━━━ MATERIAL FOR THIS TASK ━━━
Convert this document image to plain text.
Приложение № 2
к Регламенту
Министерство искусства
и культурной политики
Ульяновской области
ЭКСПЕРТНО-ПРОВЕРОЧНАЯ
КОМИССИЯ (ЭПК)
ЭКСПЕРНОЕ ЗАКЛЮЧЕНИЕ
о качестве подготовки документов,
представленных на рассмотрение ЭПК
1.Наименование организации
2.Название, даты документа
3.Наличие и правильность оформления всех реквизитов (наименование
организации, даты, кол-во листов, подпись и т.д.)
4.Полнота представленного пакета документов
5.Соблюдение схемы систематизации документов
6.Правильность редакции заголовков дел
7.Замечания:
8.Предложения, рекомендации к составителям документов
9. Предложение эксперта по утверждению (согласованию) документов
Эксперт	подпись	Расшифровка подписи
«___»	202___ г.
━━━
━━━ MATERIAL FOR THIS TASK ━━━
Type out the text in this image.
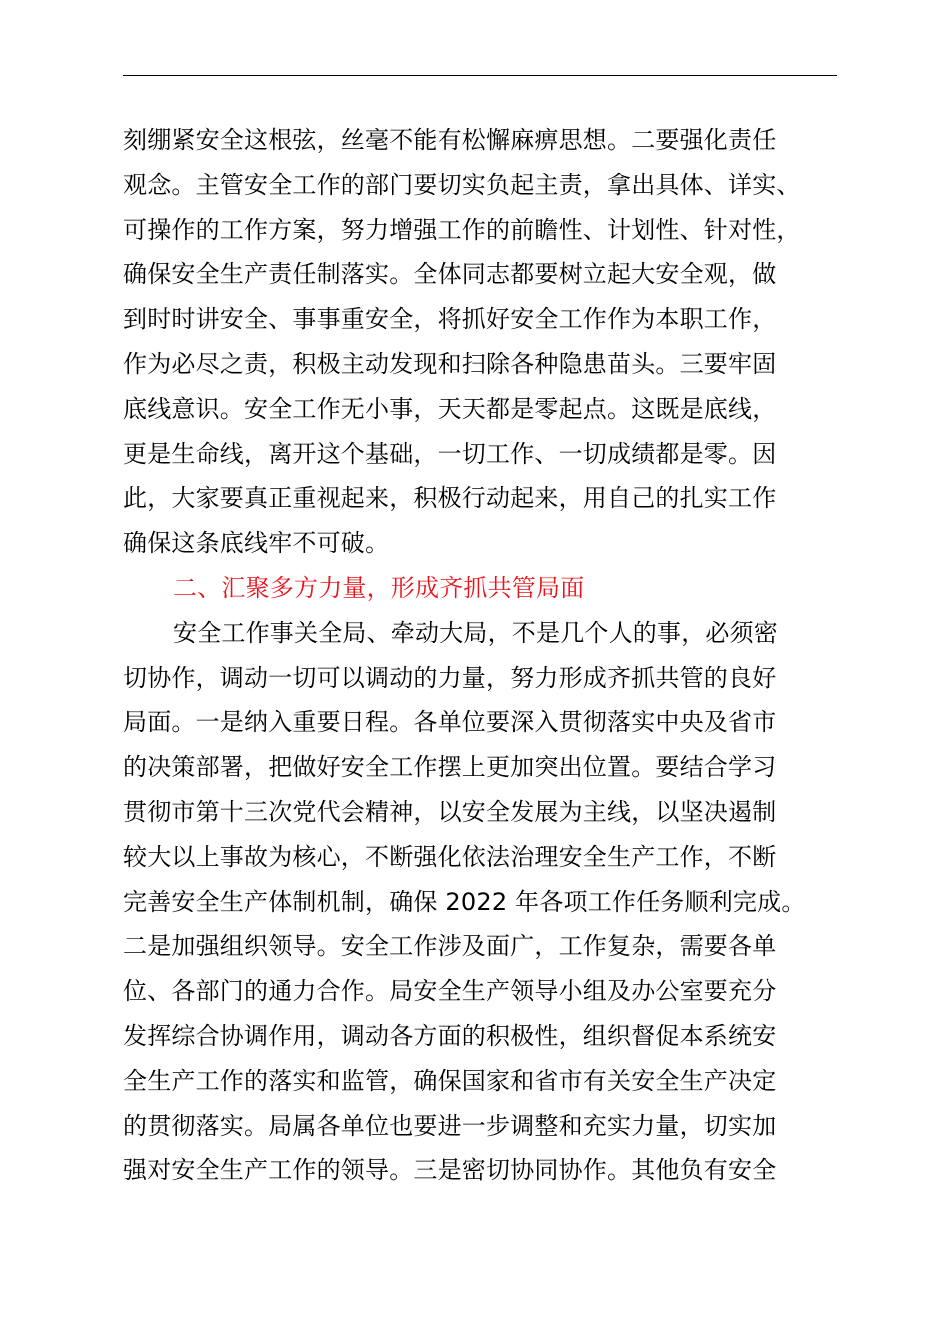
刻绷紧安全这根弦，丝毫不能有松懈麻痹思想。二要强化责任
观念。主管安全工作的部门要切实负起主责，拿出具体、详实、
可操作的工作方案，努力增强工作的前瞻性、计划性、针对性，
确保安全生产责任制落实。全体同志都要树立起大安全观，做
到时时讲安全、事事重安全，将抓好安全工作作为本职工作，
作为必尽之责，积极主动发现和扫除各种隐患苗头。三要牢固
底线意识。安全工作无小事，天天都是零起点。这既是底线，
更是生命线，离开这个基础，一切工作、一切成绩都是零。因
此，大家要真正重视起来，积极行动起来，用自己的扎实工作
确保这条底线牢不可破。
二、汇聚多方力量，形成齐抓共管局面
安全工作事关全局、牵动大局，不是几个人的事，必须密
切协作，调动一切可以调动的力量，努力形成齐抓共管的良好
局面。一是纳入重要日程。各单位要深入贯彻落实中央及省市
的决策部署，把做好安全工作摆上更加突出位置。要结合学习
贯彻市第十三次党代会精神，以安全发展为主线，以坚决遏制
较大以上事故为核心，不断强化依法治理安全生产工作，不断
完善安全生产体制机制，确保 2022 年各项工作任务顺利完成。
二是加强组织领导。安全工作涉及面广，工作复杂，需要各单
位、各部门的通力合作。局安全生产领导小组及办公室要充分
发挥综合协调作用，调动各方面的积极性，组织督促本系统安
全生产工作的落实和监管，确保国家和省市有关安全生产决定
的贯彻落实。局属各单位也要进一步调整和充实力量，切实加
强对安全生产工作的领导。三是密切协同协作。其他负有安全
━━━
» **TASK DESCRIPTION**:
Say how many lines in the entries contain the string "подпись", and say nothing else.

» **EXERCISE OUTPUT**:
2